§ RECORDS FOR PROCESSING:
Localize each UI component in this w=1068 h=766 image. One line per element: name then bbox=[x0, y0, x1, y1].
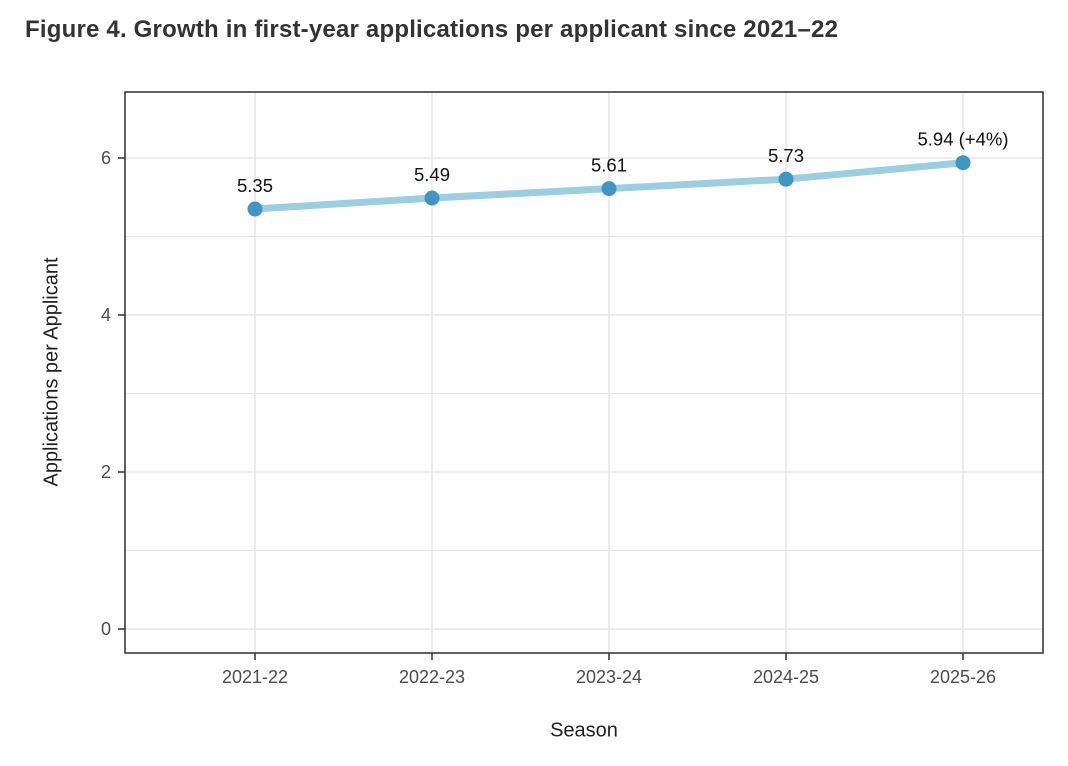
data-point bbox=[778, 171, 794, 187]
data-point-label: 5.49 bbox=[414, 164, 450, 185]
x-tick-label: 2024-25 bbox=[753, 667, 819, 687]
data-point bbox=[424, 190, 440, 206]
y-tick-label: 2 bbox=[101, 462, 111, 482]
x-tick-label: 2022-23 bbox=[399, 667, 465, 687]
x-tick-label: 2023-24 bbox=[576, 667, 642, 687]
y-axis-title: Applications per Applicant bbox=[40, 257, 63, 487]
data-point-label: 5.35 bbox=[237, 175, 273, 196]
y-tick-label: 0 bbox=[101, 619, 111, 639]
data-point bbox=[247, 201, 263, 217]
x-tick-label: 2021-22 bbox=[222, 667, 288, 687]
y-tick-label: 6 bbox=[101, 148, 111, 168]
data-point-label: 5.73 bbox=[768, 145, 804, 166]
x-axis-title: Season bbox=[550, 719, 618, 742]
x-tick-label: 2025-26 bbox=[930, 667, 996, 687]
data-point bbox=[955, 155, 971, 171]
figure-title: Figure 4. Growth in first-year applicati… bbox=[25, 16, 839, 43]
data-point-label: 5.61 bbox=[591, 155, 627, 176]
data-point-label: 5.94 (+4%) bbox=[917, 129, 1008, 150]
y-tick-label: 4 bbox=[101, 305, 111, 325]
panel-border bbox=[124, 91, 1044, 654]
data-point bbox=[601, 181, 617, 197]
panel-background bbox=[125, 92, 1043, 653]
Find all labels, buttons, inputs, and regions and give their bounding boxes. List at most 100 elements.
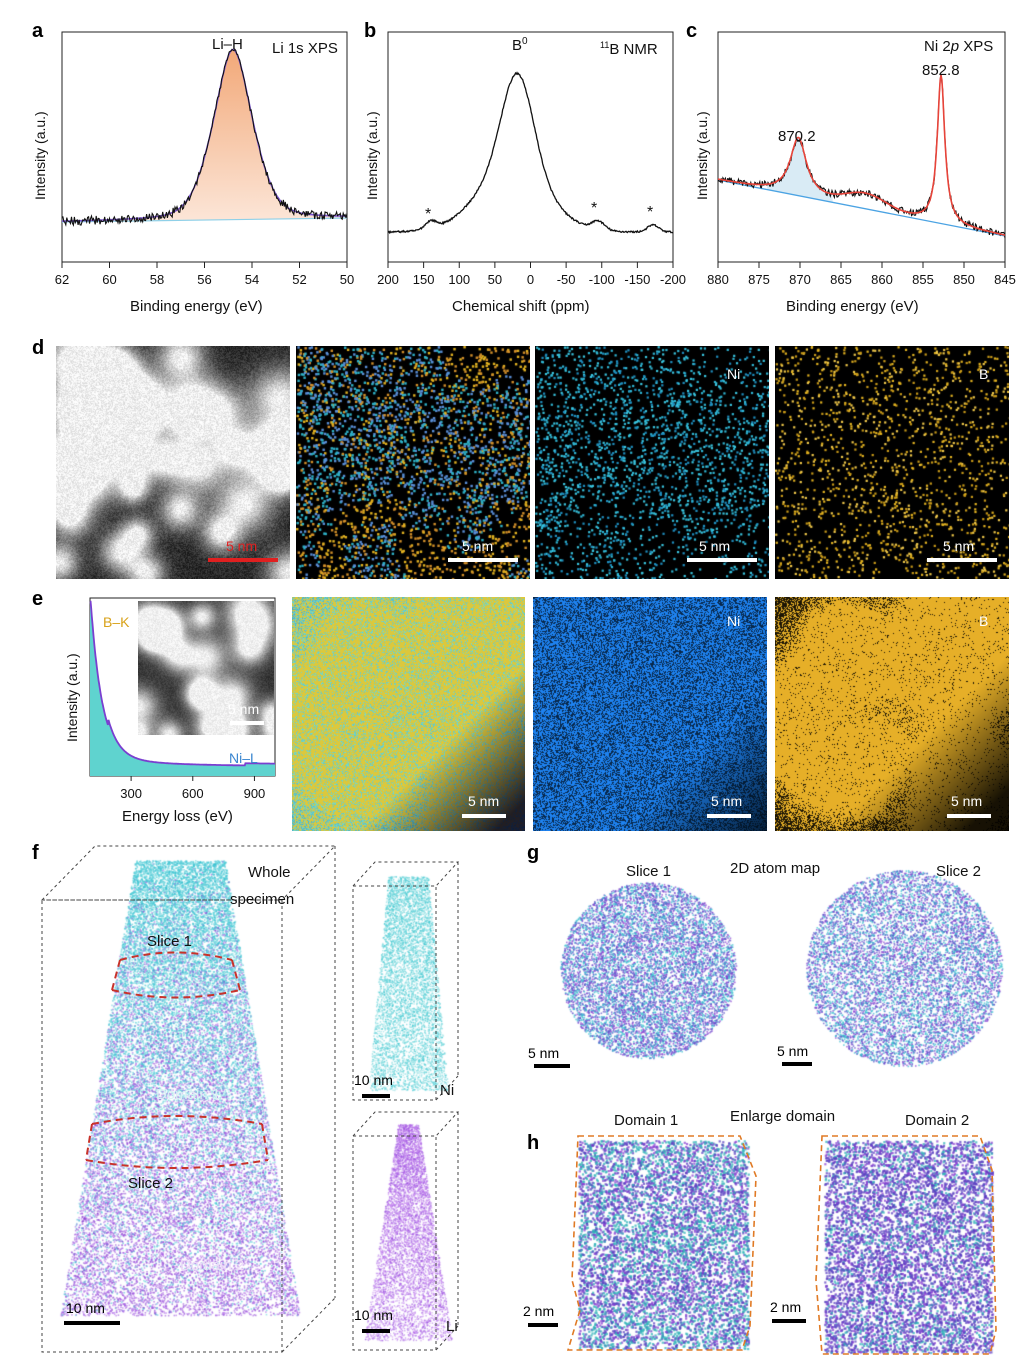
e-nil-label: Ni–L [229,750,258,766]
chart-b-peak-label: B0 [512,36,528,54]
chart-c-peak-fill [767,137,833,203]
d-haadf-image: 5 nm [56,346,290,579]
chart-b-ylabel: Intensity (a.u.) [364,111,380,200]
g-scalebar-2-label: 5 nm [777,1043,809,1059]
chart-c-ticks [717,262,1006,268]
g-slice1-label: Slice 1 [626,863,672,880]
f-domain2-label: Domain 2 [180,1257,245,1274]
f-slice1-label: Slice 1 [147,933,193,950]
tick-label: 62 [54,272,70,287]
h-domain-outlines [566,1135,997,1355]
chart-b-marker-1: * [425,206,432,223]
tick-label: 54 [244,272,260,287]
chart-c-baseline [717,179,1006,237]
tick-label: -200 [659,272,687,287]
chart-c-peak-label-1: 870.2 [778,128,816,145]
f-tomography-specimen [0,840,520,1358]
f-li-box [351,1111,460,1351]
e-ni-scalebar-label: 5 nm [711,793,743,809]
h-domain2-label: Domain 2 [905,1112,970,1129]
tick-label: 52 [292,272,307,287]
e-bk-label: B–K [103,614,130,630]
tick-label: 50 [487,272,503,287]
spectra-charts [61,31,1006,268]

§ THE PROBLEM:
Extract the rows from the line with "e-nil-label: Ni–L [229,750,258,766]" up to and including the line with "tick-label: 54 [244,272,260,287]", repeating them line for line with no changes.

§ OUTPUT OF THE EXERCISE:
e-nil-label: Ni–L [229,750,258,766]
chart-b-peak-label: B0 [512,36,528,54]
chart-c-peak-fill [767,137,833,203]
d-haadf-image: 5 nm [56,346,290,579]
chart-b-ylabel: Intensity (a.u.) [364,111,380,200]
g-scalebar-2-label: 5 nm [777,1043,809,1059]
chart-c-ticks [717,262,1006,268]
g-slice1-label: Slice 1 [626,863,672,880]
f-domain2-label: Domain 2 [180,1257,245,1274]
f-slice1-label: Slice 1 [147,933,193,950]
tick-label: 62 [54,272,70,287]
h-domain-outlines [566,1135,997,1355]
chart-b-marker-1: * [425,206,432,223]
tick-label: 54 [244,272,260,287]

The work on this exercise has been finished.